Provided records:
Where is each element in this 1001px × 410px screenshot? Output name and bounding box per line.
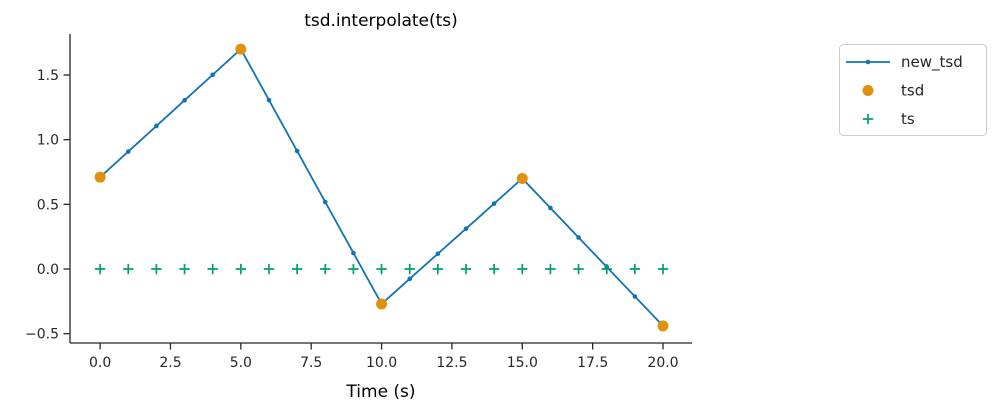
x-tick-label: 0.0 [89,355,111,371]
plus-marker [862,113,874,125]
legend-box [839,44,987,136]
legend-entry-new_tsd: new_tsd [846,53,963,72]
x-tick-label: 17.5 [577,355,608,371]
line-point-marker [548,205,553,211]
chart-title: tsd.interpolate(ts) [304,11,458,31]
plus-marker [460,263,472,275]
plus-marker [376,263,387,275]
y-tick-label: 1.5 [37,68,59,84]
plus-marker [151,263,162,275]
axes: 0.0 2.5 5.0 7.5 10.0 12.5 15.0 17.5 20.0 −0.5 0.0 0… [25,34,692,371]
plus-marker [179,263,190,275]
y-tick-label: −0.5 [25,327,59,343]
x-tick-label: 10.0 [366,355,397,371]
series-tsd [94,43,669,332]
line-point-marker [351,250,356,256]
line-point-marker [294,148,300,154]
y-tick-label: 0.5 [37,197,59,213]
line-point-marker [463,226,469,231]
plus-marker [601,263,612,275]
series-ts [94,263,669,275]
plus-marker [263,263,275,275]
series-line [99,48,664,327]
plus-marker [517,263,528,275]
plus-marker [545,263,556,275]
legend-label: tsd [901,82,924,100]
line-point-marker [182,98,187,103]
line-point-marker [154,123,159,129]
x-tick-label: 2.5 [159,355,181,371]
plus-marker [573,263,584,275]
plus-marker [629,263,641,275]
line-point-marker [210,72,215,78]
legend-label: ts [901,110,915,128]
data-point-marker [376,298,388,310]
data-point-marker [94,171,106,183]
y-tick-label: 1.0 [37,133,59,149]
legend-label: new_tsd [901,53,963,72]
legend-entry-ts: ts [862,110,915,128]
y-tick-label: 0.0 [37,262,59,278]
plus-marker [488,263,500,275]
line-point-marker [576,235,581,240]
line-point-marker [435,251,441,257]
x-tick-label: 15.0 [507,355,538,371]
x-axis-label: Time (s) [345,382,415,402]
x-tick-label: 7.5 [300,355,322,371]
plus-marker [348,263,359,275]
series-new_tsd [97,46,666,329]
x-tick-label: 5.0 [230,355,252,371]
x-tick-label: 20.0 [647,355,678,371]
data-point-marker [235,43,247,55]
legend-entry-tsd: tsd [862,82,924,100]
plus-marker [657,263,669,275]
line-point-marker [491,201,497,206]
plus-marker [432,263,444,275]
plus-marker [94,263,106,275]
plus-marker [207,263,218,275]
line-point-marker [632,294,638,299]
data-point-marker [516,172,528,184]
plus-marker [235,263,247,275]
x-tick-label: 12.5 [436,355,467,371]
data-point-marker [657,320,669,332]
data-point-marker [862,85,874,96]
plus-marker [123,263,134,275]
plus-marker [404,263,415,275]
line-point-marker [125,149,131,154]
line-point-marker [407,276,413,282]
plot-series [94,43,669,332]
line-point-marker [266,97,272,103]
line-point-marker [865,59,871,65]
plus-marker [320,263,331,275]
plus-marker [291,263,303,275]
line-point-marker [322,199,328,205]
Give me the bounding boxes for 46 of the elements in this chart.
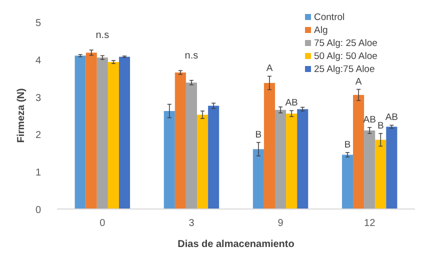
bar xyxy=(174,72,186,209)
bar xyxy=(386,126,398,209)
annotation: n.s xyxy=(96,30,110,42)
legend-label: 75 Alg: 25 Aloe xyxy=(314,38,378,49)
bar xyxy=(108,62,119,209)
x-axis-title: Dias de almacenamiento xyxy=(178,239,294,250)
bar xyxy=(74,56,86,209)
legend-label: Control xyxy=(314,12,345,23)
bar xyxy=(264,82,276,209)
x-tick-label: 9 xyxy=(278,218,284,229)
bar xyxy=(118,56,130,209)
legend-label: Alg xyxy=(314,25,328,36)
y-tick-label: 1 xyxy=(35,168,42,179)
y-tick-label: 3 xyxy=(35,92,42,104)
bar xyxy=(342,154,354,209)
x-tick-label: 3 xyxy=(188,218,195,229)
data-label: B xyxy=(255,129,262,140)
bar xyxy=(208,106,220,209)
x-tick-label: 0 xyxy=(100,218,106,229)
bar xyxy=(252,149,264,209)
bar xyxy=(297,109,308,209)
bar xyxy=(275,110,286,209)
bar xyxy=(375,140,386,209)
x-tick-label: 12 xyxy=(364,218,376,229)
bar xyxy=(86,52,97,209)
y-axis-title: Firmeza (N) xyxy=(16,88,27,143)
data-label: A xyxy=(355,76,362,88)
data-label: B xyxy=(344,140,351,151)
annotation: n.s xyxy=(184,50,198,62)
bar xyxy=(196,114,208,209)
y-tick-label: 5 xyxy=(35,18,42,29)
bar xyxy=(286,114,298,209)
bar xyxy=(186,82,197,209)
data-label: AB xyxy=(285,98,298,109)
bar xyxy=(96,58,108,209)
bar xyxy=(364,130,376,209)
bar xyxy=(353,94,364,209)
bar xyxy=(164,111,175,209)
y-tick-label: 2 xyxy=(35,130,42,142)
y-tick-label: 4 xyxy=(35,55,42,66)
y-tick-label: 0 xyxy=(35,205,42,216)
data-label: A xyxy=(266,63,274,74)
data-label: AB xyxy=(385,112,398,124)
legend-label: 25 Alg:75 Aloe xyxy=(314,64,375,75)
data-label: B xyxy=(377,120,384,132)
legend-label: 50 Alg: 50 Aloe xyxy=(314,51,378,62)
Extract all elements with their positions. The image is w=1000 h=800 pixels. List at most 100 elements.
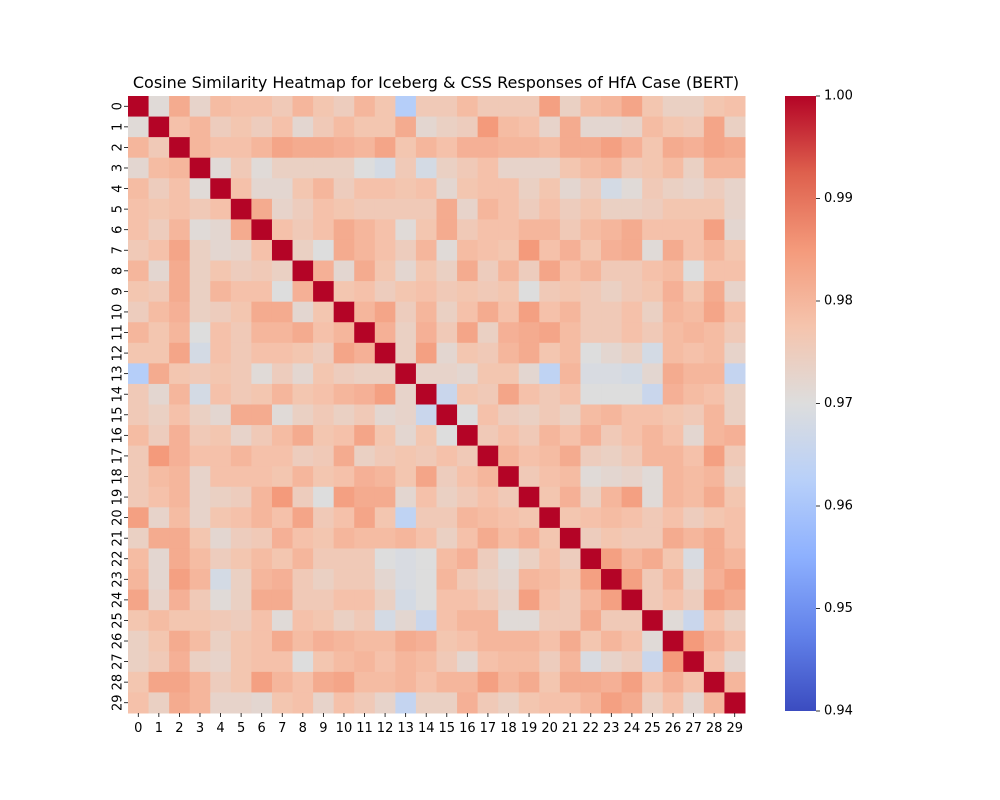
heatmap-cell-6-13 xyxy=(395,219,417,241)
heatmap-cell-10-20 xyxy=(539,301,561,323)
heatmap-cell-29-10 xyxy=(333,692,355,714)
heatmap-cell-7-20 xyxy=(539,239,561,262)
heatmap-cell-11-17 xyxy=(477,322,499,344)
heatmap-cell-23-3 xyxy=(189,569,211,591)
heatmap-cell-26-3 xyxy=(189,630,211,652)
x-tick-label-27: 27 xyxy=(685,721,702,736)
heatmap-cell-20-22 xyxy=(580,507,602,529)
heatmap-cell-1-22 xyxy=(580,116,602,138)
heatmap-cell-26-2 xyxy=(169,630,191,652)
heatmap-cell-11-10 xyxy=(333,322,355,344)
heatmap-cell-5-23 xyxy=(601,198,623,220)
heatmap-cell-8-27 xyxy=(683,260,705,282)
heatmap-cell-20-7 xyxy=(271,507,294,529)
heatmap-cell-25-20 xyxy=(539,610,561,632)
heatmap-cell-7-2 xyxy=(169,239,191,262)
heatmap-cell-5-6 xyxy=(251,198,273,220)
heatmap-cell-24-22 xyxy=(580,589,602,611)
heatmap-cell-10-13 xyxy=(395,301,417,323)
heatmap-cell-26-19 xyxy=(518,630,540,652)
heatmap-cell-2-13 xyxy=(395,137,417,159)
heatmap-cell-23-11 xyxy=(354,569,376,591)
heatmap-cell-23-4 xyxy=(210,569,232,591)
heatmap-cell-9-0 xyxy=(128,281,150,303)
heatmap-cell-5-18 xyxy=(498,198,520,220)
x-tick-label-22: 22 xyxy=(582,721,599,736)
heatmap-cell-22-25 xyxy=(642,548,664,570)
heatmap-cell-24-7 xyxy=(271,589,294,611)
heatmap-cell-13-0 xyxy=(128,363,150,385)
heatmap-cell-20-27 xyxy=(683,507,705,529)
heatmap-cell-4-23 xyxy=(601,178,623,200)
y-tick-label-15: 15 xyxy=(111,407,126,424)
heatmap-cell-24-25 xyxy=(642,589,664,611)
heatmap-cell-10-21 xyxy=(559,301,581,323)
heatmap-cell-25-17 xyxy=(477,610,499,632)
heatmap-cell-16-21 xyxy=(559,425,581,447)
heatmap-cell-0-16 xyxy=(457,96,479,118)
heatmap-cell-4-18 xyxy=(498,178,520,200)
heatmap-cell-12-8 xyxy=(292,342,314,364)
heatmap-cell-19-1 xyxy=(148,486,170,508)
heatmap-cell-1-12 xyxy=(374,116,396,138)
heatmap-cell-19-11 xyxy=(354,486,376,508)
heatmap-cell-28-11 xyxy=(354,671,376,693)
heatmap-cell-27-1 xyxy=(148,651,170,673)
heatmap-cell-5-5 xyxy=(230,198,252,220)
heatmap-cell-9-28 xyxy=(703,281,725,303)
heatmap-cell-0-2 xyxy=(169,96,191,118)
heatmap-cell-20-24 xyxy=(621,507,643,529)
heatmap-cell-19-29 xyxy=(724,486,746,508)
heatmap-cell-24-27 xyxy=(683,589,705,611)
heatmap-cell-12-13 xyxy=(395,342,417,364)
heatmap-cell-7-14 xyxy=(415,239,437,262)
heatmap-cell-17-28 xyxy=(703,445,725,467)
heatmap-cell-1-15 xyxy=(436,116,458,138)
heatmap-cell-12-29 xyxy=(724,342,746,364)
x-tick-label-23: 23 xyxy=(603,721,620,736)
heatmap-cell-27-24 xyxy=(621,651,643,673)
heatmap-cell-11-15 xyxy=(436,322,458,344)
heatmap-cell-27-3 xyxy=(189,651,211,673)
heatmap-cell-24-14 xyxy=(415,589,437,611)
heatmap-cell-9-2 xyxy=(169,281,191,303)
heatmap-cell-24-4 xyxy=(210,589,232,611)
heatmap-cell-16-10 xyxy=(333,425,355,447)
heatmap-cell-9-22 xyxy=(580,281,602,303)
heatmap-cell-15-14 xyxy=(415,404,437,426)
heatmap-cell-18-19 xyxy=(518,466,540,488)
heatmap-cell-9-29 xyxy=(724,281,746,303)
heatmap-cell-21-21 xyxy=(559,527,581,549)
heatmap-cell-12-9 xyxy=(313,342,335,364)
heatmap-cell-19-3 xyxy=(189,486,211,508)
x-tick-label-4: 4 xyxy=(216,721,224,736)
heatmap-cell-13-12 xyxy=(374,363,396,385)
heatmap-cell-3-5 xyxy=(230,157,252,179)
heatmap-cell-15-29 xyxy=(724,404,746,426)
heatmap-cell-13-15 xyxy=(436,363,458,385)
heatmap-cell-10-29 xyxy=(724,301,746,323)
heatmap-cell-19-12 xyxy=(374,486,396,508)
heatmap-cell-10-23 xyxy=(601,301,623,323)
heatmap-cell-12-7 xyxy=(271,342,294,364)
heatmap-cell-18-13 xyxy=(395,466,417,488)
heatmap-cell-29-26 xyxy=(662,692,684,714)
heatmap-cell-11-4 xyxy=(210,322,232,344)
heatmap-cell-13-1 xyxy=(148,363,170,385)
x-tick-label-20: 20 xyxy=(541,721,558,736)
heatmap-cell-27-21 xyxy=(559,651,581,673)
heatmap-cell-28-24 xyxy=(621,671,643,693)
heatmap-cell-13-21 xyxy=(559,363,581,385)
heatmap-cell-0-11 xyxy=(354,96,376,118)
x-tick-label-3: 3 xyxy=(196,721,204,736)
heatmap-cell-26-13 xyxy=(395,630,417,652)
colorbar: 0.94 0.95 0.96 0.97 0.98 0.99 1.00 xyxy=(785,89,853,719)
heatmap-cell-20-10 xyxy=(333,507,355,529)
heatmap-cell-14-16 xyxy=(457,383,479,405)
heatmap-cell-18-16 xyxy=(457,466,479,488)
heatmap-cell-22-20 xyxy=(539,548,561,570)
heatmap-cell-27-27 xyxy=(683,651,705,673)
heatmap-cell-14-14 xyxy=(415,383,437,405)
heatmap-cell-7-12 xyxy=(374,239,396,262)
heatmap-cell-28-26 xyxy=(662,671,684,693)
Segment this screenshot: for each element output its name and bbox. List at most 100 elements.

Objective: Quote the data from the line with "x-tick-label: 0.0 [89,355,111,371]" to the line with "axes: 0.0 2.5", both lines included.

Written answer:
x-tick-label: 0.0 [89,355,111,371]
plus-marker [862,113,874,125]
legend-box [839,44,987,136]
legend-entry-new_tsd: new_tsd [846,53,963,72]
x-tick-label: 17.5 [577,355,608,371]
line-point-marker [548,205,553,211]
chart-title: tsd.interpolate(ts) [304,11,458,31]
plus-marker [460,263,472,275]
plus-marker [376,263,387,275]
y-tick-label: 1.5 [37,68,59,84]
plus-marker [151,263,162,275]
axes: 0.0 2.5 5.0 7.5 10.0 12.5 15.0 17.5 20.0 −0.5 0.0 0… [25,34,692,371]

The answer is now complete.